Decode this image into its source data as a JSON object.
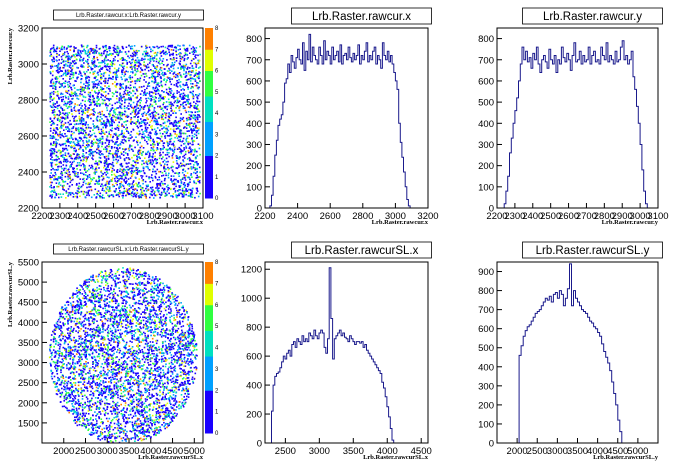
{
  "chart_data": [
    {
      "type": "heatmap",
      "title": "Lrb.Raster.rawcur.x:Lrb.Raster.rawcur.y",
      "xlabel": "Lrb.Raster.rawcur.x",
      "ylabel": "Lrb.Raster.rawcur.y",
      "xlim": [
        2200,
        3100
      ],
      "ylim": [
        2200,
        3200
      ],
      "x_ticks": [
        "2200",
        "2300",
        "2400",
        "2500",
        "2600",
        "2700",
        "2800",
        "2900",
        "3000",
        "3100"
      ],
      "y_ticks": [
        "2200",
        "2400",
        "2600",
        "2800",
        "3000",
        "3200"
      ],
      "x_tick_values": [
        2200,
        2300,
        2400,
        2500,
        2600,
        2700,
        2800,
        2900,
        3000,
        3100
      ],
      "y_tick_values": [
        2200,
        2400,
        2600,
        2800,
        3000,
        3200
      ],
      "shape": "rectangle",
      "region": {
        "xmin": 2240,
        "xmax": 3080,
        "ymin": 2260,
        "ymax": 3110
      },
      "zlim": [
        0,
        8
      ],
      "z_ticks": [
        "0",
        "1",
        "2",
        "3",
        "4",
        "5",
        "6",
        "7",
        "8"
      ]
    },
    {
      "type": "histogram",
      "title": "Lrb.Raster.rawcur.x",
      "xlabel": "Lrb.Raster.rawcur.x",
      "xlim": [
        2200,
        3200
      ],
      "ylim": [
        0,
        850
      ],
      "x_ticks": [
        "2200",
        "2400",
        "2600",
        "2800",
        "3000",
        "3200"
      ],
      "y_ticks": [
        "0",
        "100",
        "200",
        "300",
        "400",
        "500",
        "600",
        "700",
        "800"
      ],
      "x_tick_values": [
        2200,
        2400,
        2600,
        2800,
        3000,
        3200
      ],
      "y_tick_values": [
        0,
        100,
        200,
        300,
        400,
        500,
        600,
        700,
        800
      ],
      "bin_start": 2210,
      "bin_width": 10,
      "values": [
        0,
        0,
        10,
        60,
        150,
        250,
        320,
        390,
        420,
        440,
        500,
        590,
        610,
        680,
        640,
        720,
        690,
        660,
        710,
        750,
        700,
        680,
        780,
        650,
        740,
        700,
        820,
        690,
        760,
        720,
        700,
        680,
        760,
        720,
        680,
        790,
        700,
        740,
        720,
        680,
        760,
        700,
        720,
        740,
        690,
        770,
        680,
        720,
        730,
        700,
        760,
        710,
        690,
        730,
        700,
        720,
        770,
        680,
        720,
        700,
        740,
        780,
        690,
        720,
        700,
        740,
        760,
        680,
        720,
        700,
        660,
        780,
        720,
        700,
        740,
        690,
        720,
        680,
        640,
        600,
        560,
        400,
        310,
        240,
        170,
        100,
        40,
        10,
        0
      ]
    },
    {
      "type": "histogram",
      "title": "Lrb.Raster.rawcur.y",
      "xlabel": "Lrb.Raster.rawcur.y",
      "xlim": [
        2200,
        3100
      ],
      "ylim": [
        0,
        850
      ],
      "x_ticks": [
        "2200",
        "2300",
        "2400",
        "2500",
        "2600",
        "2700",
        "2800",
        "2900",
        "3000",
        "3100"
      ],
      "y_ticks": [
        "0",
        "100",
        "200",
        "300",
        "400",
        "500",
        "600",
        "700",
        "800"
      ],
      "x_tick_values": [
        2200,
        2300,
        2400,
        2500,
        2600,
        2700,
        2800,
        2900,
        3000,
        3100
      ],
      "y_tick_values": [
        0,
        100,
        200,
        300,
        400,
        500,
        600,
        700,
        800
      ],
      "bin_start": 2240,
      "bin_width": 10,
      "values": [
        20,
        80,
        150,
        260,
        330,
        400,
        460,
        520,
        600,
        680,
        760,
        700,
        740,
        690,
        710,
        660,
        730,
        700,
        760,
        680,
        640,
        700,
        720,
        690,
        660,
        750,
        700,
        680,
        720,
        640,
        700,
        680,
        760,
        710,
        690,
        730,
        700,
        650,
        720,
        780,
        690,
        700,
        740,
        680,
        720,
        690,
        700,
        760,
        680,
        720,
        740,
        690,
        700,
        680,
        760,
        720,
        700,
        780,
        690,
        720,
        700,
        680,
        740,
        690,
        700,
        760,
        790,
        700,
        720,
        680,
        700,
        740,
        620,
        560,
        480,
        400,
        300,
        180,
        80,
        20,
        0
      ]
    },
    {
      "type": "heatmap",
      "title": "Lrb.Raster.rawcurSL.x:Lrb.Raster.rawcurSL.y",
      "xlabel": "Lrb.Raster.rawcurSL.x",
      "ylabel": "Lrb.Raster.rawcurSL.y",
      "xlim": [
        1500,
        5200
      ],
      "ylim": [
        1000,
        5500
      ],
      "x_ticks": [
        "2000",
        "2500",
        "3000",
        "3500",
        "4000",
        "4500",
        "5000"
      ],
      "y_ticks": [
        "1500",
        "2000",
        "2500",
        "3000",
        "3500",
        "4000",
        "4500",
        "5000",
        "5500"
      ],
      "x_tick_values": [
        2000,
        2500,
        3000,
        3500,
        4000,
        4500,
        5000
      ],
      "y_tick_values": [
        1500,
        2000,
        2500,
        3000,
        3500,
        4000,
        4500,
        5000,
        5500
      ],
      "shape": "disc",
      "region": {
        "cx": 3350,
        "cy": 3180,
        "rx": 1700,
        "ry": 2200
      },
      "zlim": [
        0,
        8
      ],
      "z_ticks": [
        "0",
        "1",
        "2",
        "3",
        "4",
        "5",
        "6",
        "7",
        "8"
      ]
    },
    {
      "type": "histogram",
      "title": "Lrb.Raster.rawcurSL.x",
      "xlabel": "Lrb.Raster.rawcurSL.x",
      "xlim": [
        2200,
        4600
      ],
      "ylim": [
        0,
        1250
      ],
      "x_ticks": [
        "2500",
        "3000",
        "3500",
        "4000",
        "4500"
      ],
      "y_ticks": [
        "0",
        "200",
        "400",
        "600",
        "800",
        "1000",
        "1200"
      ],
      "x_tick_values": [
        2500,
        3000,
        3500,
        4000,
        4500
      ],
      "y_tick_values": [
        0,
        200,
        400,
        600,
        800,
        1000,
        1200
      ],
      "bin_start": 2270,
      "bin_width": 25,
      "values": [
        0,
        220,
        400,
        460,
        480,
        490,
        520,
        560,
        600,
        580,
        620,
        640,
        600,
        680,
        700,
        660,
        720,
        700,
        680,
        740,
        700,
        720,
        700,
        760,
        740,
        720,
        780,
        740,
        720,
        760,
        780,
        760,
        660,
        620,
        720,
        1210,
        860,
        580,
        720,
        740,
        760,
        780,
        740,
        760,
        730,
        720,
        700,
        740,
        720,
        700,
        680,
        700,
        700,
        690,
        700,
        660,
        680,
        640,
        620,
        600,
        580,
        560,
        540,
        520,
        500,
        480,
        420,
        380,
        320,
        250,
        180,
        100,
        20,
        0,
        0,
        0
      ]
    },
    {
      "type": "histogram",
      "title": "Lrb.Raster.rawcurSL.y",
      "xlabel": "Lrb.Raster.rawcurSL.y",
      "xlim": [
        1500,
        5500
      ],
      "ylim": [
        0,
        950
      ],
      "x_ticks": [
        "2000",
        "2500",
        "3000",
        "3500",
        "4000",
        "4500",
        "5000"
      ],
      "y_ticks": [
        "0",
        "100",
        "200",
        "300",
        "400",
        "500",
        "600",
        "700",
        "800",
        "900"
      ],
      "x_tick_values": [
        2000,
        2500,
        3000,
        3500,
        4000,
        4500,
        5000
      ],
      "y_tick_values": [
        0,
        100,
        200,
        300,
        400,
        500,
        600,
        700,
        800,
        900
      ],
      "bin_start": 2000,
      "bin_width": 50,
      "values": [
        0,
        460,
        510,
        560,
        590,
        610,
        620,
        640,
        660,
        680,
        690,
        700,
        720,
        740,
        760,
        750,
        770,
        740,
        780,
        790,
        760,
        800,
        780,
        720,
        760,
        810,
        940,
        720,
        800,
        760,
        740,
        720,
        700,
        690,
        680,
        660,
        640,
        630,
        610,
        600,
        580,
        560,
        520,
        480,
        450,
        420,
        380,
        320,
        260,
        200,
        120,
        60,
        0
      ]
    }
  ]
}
════════
Problem =>
Review the preceding data and report every line that includes the string "rawcurSL".

Result =>
      "title": "Lrb.Raster.rawcurSL.x:Lrb.Raster.rawcurSL.y",
      "xlabel": "Lrb.Raster.rawcurSL.x",
      "ylabel": "Lrb.Raster.rawcurSL.y",
      "title": "Lrb.Raster.rawcurSL.x",
      "xlabel": "Lrb.Raster.rawcurSL.x",
      "title": "Lrb.Raster.rawcurSL.y",
      "xlabel": "Lrb.Raster.rawcurSL.y",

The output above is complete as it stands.